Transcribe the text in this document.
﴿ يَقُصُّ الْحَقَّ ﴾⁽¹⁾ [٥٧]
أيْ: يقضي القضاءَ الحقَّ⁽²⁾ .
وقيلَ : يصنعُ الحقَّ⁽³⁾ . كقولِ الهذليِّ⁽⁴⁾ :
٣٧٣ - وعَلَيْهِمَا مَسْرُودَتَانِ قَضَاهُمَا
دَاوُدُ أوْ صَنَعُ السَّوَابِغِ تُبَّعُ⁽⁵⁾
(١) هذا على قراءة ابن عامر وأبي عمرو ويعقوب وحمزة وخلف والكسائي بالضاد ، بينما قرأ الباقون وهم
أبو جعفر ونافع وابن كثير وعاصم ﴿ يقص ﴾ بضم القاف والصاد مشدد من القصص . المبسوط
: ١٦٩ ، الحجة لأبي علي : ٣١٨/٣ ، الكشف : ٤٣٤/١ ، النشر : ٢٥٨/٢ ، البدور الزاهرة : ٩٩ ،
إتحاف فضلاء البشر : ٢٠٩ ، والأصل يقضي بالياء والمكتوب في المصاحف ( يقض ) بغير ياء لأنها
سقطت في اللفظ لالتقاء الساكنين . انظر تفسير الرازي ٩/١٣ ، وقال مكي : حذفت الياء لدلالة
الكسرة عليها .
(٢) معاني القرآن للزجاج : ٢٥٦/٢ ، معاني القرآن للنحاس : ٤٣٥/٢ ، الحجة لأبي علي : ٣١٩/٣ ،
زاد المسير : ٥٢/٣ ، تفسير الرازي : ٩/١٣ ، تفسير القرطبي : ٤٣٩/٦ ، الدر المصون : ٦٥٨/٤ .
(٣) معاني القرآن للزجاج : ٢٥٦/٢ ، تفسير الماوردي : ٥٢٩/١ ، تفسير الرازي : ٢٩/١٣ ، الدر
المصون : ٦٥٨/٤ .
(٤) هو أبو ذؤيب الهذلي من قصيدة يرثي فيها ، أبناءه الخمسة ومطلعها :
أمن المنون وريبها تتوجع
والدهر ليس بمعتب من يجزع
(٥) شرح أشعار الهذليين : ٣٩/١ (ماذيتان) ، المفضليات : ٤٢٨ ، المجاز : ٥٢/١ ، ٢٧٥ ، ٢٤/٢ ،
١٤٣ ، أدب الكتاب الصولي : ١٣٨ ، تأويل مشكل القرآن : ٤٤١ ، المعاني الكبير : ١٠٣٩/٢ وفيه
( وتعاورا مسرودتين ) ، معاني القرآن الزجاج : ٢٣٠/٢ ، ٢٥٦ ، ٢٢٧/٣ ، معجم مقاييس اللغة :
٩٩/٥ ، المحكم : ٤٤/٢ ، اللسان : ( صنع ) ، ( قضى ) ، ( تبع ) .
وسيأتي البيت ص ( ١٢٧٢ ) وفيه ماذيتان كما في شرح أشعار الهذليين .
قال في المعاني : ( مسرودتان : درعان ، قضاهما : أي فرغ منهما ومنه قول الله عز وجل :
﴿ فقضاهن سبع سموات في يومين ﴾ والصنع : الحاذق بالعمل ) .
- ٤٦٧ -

•••••

Copy each line of the data exactly, leaving nothing out.

_The answer_
Transcribe the text in this document.
﴿ يَقُصُّ الْحَقَّ ﴾⁽¹⁾ [٥٧]
أيْ: يقضي القضاءَ الحقَّ⁽²⁾ .
وقيلَ : يصنعُ الحقَّ⁽³⁾ . كقولِ الهذليِّ⁽⁴⁾ :
٣٧٣ - وعَلَيْهِمَا مَسْرُودَتَانِ قَضَاهُمَا
دَاوُدُ أوْ صَنَعُ السَّوَابِغِ تُبَّعُ⁽⁵⁾
(١) هذا على قراءة ابن عامر وأبي عمرو ويعقوب وحمزة وخلف والكسائي بالضاد ، بينما قرأ الباقون وهم
أبو جعفر ونافع وابن كثير وعاصم ﴿ يقص ﴾ بضم القاف والصاد مشدد من القصص . المبسوط
: ١٦٩ ، الحجة لأبي علي : ٣١٨/٣ ، الكشف : ٤٣٤/١ ، النشر : ٢٥٨/٢ ، البدور الزاهرة : ٩٩ ،
إتحاف فضلاء البشر : ٢٠٩ ، والأصل يقضي بالياء والمكتوب في المصاحف ( يقض ) بغير ياء لأنها
سقطت في اللفظ لالتقاء الساكنين . انظر تفسير الرازي ٩/١٣ ، وقال مكي : حذفت الياء لدلالة
الكسرة عليها .
(٢) معاني القرآن للزجاج : ٢٥٦/٢ ، معاني القرآن للنحاس : ٤٣٥/٢ ، الحجة لأبي علي : ٣١٩/٣ ،
زاد المسير : ٥٢/٣ ، تفسير الرازي : ٩/١٣ ، تفسير القرطبي : ٤٣٩/٦ ، الدر المصون : ٦٥٨/٤ .
(٣) معاني القرآن للزجاج : ٢٥٦/٢ ، تفسير الماوردي : ٥٢٩/١ ، تفسير الرازي : ٢٩/١٣ ، الدر
المصون : ٦٥٨/٤ .
(٤) هو أبو ذؤيب الهذلي من قصيدة يرثي فيها ، أبناءه الخمسة ومطلعها :
أمن المنون وريبها تتوجع
والدهر ليس بمعتب من يجزع
(٥) شرح أشعار الهذليين : ٣٩/١ (ماذيتان) ، المفضليات : ٤٢٨ ، المجاز : ٥٢/١ ، ٢٧٥ ، ٢٤/٢ ،
١٤٣ ، أدب الكتاب الصولي : ١٣٨ ، تأويل مشكل القرآن : ٤٤١ ، المعاني الكبير : ١٠٣٩/٢ وفيه
( وتعاورا مسرودتين ) ، معاني القرآن الزجاج : ٢٣٠/٢ ، ٢٥٦ ، ٢٢٧/٣ ، معجم مقاييس اللغة :
٩٩/٥ ، المحكم : ٤٤/٢ ، اللسان : ( صنع ) ، ( قضى ) ، ( تبع ) .
وسيأتي البيت ص ( ١٢٧٢ ) وفيه ماذيتان كما في شرح أشعار الهذليين .
قال في المعاني : ( مسرودتان : درعان ، قضاهما : أي فرغ منهما ومنه قول الله عز وجل :
﴿ فقضاهن سبع سموات في يومين ﴾ والصنع : الحاذق بالعمل ) .
- ٤٦٧ -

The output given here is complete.